Work instructions: Exact repetition of every entry is required.

Extracted records

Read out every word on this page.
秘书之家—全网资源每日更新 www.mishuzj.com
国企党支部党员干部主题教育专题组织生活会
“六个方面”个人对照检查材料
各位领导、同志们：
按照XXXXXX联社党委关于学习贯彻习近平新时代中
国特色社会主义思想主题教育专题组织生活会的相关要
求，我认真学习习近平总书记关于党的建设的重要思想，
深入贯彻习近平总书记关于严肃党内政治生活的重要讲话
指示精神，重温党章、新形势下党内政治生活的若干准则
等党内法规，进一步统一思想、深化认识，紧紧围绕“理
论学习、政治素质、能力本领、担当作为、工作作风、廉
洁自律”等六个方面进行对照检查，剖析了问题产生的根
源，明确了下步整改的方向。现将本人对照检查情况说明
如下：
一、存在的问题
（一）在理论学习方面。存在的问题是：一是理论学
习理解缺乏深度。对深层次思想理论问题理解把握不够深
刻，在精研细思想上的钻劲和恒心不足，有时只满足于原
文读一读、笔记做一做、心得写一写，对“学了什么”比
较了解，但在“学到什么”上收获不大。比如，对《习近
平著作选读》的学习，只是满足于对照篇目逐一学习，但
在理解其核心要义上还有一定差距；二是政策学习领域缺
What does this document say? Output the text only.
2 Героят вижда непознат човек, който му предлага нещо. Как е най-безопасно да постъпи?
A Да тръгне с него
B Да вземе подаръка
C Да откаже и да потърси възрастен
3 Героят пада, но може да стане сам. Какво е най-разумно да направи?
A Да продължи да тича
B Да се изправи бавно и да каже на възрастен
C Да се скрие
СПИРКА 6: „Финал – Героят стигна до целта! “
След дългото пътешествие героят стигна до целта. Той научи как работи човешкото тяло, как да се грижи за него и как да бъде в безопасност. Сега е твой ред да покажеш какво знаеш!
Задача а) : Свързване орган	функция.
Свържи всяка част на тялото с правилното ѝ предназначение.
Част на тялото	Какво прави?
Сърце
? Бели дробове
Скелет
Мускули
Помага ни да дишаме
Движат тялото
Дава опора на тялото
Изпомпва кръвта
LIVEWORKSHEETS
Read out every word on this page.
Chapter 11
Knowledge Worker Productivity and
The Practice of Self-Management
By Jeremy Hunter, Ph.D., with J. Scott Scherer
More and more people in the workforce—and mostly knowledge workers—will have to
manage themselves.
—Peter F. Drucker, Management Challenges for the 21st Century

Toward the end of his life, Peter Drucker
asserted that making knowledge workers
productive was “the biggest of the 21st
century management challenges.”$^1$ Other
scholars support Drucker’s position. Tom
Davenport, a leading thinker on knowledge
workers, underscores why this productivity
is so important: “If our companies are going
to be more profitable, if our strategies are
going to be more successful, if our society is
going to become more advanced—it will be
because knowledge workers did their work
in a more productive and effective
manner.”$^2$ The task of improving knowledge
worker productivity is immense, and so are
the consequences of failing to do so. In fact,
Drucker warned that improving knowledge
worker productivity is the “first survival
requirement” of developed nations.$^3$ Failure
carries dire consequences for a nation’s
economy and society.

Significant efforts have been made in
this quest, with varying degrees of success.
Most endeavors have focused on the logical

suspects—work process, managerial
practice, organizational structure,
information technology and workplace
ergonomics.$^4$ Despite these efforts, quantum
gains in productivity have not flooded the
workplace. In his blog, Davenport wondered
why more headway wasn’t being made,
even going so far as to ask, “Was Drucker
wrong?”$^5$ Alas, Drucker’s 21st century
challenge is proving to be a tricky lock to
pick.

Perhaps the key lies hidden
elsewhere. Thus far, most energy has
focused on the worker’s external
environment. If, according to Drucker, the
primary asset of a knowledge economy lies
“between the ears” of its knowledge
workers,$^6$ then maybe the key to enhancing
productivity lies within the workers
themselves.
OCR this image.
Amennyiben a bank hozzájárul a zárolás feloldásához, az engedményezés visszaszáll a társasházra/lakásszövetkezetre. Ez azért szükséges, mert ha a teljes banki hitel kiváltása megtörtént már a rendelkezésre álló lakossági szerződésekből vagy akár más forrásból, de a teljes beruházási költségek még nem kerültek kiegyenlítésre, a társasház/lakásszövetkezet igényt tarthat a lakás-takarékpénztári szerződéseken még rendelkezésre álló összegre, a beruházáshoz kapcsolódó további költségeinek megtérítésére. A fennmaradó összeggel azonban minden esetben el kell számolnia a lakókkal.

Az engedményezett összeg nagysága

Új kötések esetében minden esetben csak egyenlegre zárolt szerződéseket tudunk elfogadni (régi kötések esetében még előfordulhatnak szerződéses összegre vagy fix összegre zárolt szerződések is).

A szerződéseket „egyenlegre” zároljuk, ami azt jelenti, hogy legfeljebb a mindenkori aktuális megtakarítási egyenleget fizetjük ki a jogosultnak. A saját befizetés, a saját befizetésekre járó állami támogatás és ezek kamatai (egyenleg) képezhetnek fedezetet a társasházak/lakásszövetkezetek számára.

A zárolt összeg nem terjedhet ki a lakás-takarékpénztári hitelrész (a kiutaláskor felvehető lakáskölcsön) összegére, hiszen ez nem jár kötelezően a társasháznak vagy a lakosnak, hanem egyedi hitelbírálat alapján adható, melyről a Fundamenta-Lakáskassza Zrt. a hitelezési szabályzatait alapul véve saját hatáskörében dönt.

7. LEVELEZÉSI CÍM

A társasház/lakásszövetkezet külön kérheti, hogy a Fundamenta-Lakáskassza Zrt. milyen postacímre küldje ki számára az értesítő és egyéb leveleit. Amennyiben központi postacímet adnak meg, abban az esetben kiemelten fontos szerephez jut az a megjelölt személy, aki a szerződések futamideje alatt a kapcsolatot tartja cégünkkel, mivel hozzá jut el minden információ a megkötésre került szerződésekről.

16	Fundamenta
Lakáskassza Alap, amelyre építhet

Exercise answer:
Read out every word on this page.
秘书之家—全网资源每日更新 www.mishuzj.com
国企党支部党员干部主题教育专题组织生活会
“六个方面”个人对照检查材料
各位领导、同志们：
按照XXXXXX联社党委关于学习贯彻习近平新时代中
国特色社会主义思想主题教育专题组织生活会的相关要
求，我认真学习习近平总书记关于党的建设的重要思想，
深入贯彻习近平总书记关于严肃党内政治生活的重要讲话
指示精神，重温党章、新形势下党内政治生活的若干准则
等党内法规，进一步统一思想、深化认识，紧紧围绕“理
论学习、政治素质、能力本领、担当作为、工作作风、廉
洁自律”等六个方面进行对照检查，剖析了问题产生的根
源，明确了下步整改的方向。现将本人对照检查情况说明
如下：
一、存在的问题
（一）在理论学习方面。存在的问题是：一是理论学
习理解缺乏深度。对深层次思想理论问题理解把握不够深
刻，在精研细思想上的钻劲和恒心不足，有时只满足于原
文读一读、笔记做一做、心得写一写，对“学了什么”比
较了解，但在“学到什么”上收获不大。比如，对《习近
平著作选读》的学习，只是满足于对照篇目逐一学习，但
在理解其核心要义上还有一定差距；二是政策学习领域缺
What does this document say? Output the text only.
2 Героят вижда непознат човек, който му предлага нещо. Как е най-безопасно да постъпи?
A Да тръгне с него
B Да вземе подаръка
C Да откаже и да потърси възрастен
3 Героят пада, но може да стане сам. Какво е най-разумно да направи?
A Да продължи да тича
B Да се изправи бавно и да каже на възрастен
C Да се скрие
СПИРКА 6: „Финал – Героят стигна до целта! “
След дългото пътешествие героят стигна до целта. Той научи как работи човешкото тяло, как да се грижи за него и как да бъде в безопасност. Сега е твой ред да покажеш какво знаеш!
Задача а) : Свързване орган	функция.
Свържи всяка част на тялото с правилното ѝ предназначение.
Част на тялото	Какво прави?
Сърце
? Бели дробове
Скелет
Мускули
Помага ни да дишаме
Движат тялото
Дава опора на тялото
Изпомпва кръвта
LIVEWORKSHEETS
Read out every word on this page.
Chapter 11
Knowledge Worker Productivity and
The Practice of Self-Management
By Jeremy Hunter, Ph.D., with J. Scott Scherer
More and more people in the workforce—and mostly knowledge workers—will have to
manage themselves.
—Peter F. Drucker, Management Challenges for the 21st Century

Toward the end of his life, Peter Drucker
asserted that making knowledge workers
productive was “the biggest of the 21st
century management challenges.”$^1$ Other
scholars support Drucker’s position. Tom
Davenport, a leading thinker on knowledge
workers, underscores why this productivity
is so important: “If our companies are going
to be more profitable, if our strategies are
going to be more successful, if our society is
going to become more advanced—it will be
because knowledge workers did their work
in a more productive and effective
manner.”$^2$ The task of improving knowledge
worker productivity is immense, and so are
the consequences of failing to do so. In fact,
Drucker warned that improving knowledge
worker productivity is the “first survival
requirement” of developed nations.$^3$ Failure
carries dire consequences for a nation’s
economy and society.

Significant efforts have been made in
this quest, with varying degrees of success.
Most endeavors have focused on the logical

suspects—work process, managerial
practice, organizational structure,
information technology and workplace
ergonomics.$^4$ Despite these efforts, quantum
gains in productivity have not flooded the
workplace. In his blog, Davenport wondered
why more headway wasn’t being made,
even going so far as to ask, “Was Drucker
wrong?”$^5$ Alas, Drucker’s 21st century
challenge is proving to be a tricky lock to
pick.

Perhaps the key lies hidden
elsewhere. Thus far, most energy has
focused on the worker’s external
environment. If, according to Drucker, the
primary asset of a knowledge economy lies
“between the ears” of its knowledge
workers,$^6$ then maybe the key to enhancing
productivity lies within the workers
themselves.
OCR this image.
Amennyiben a bank hozzájárul a zárolás feloldásához, az engedményezés visszaszáll a társasházra/lakásszövetkezetre. Ez azért szükséges, mert ha a teljes banki hitel kiváltása megtörtént már a rendelkezésre álló lakossági szerződésekből vagy akár más forrásból, de a teljes beruházási költségek még nem kerültek kiegyenlítésre, a társasház/lakásszövetkezet igényt tarthat a lakás-takarékpénztári szerződéseken még rendelkezésre álló összegre, a beruházáshoz kapcsolódó további költségeinek megtérítésére. A fennmaradó összeggel azonban minden esetben el kell számolnia a lakókkal.

Az engedményezett összeg nagysága

Új kötések esetében minden esetben csak egyenlegre zárolt szerződéseket tudunk elfogadni (régi kötések esetében még előfordulhatnak szerződéses összegre vagy fix összegre zárolt szerződések is).

A szerződéseket „egyenlegre” zároljuk, ami azt jelenti, hogy legfeljebb a mindenkori aktuális megtakarítási egyenleget fizetjük ki a jogosultnak. A saját befizetés, a saját befizetésekre járó állami támogatás és ezek kamatai (egyenleg) képezhetnek fedezetet a társasházak/lakásszövetkezetek számára.

A zárolt összeg nem terjedhet ki a lakás-takarékpénztári hitelrész (a kiutaláskor felvehető lakáskölcsön) összegére, hiszen ez nem jár kötelezően a társasháznak vagy a lakosnak, hanem egyedi hitelbírálat alapján adható, melyről a Fundamenta-Lakáskassza Zrt. a hitelezési szabályzatait alapul véve saját hatáskörében dönt.

7. LEVELEZÉSI CÍM

A társasház/lakásszövetkezet külön kérheti, hogy a Fundamenta-Lakáskassza Zrt. milyen postacímre küldje ki számára az értesítő és egyéb leveleit. Amennyiben központi postacímet adnak meg, abban az esetben kiemelten fontos szerephez jut az a megjelölt személy, aki a szerződések futamideje alatt a kapcsolatot tartja cégünkkel, mivel hozzá jut el minden információ a megkötésre került szerződésekről.

16	Fundamenta
Lakáskassza Alap, amelyre építhet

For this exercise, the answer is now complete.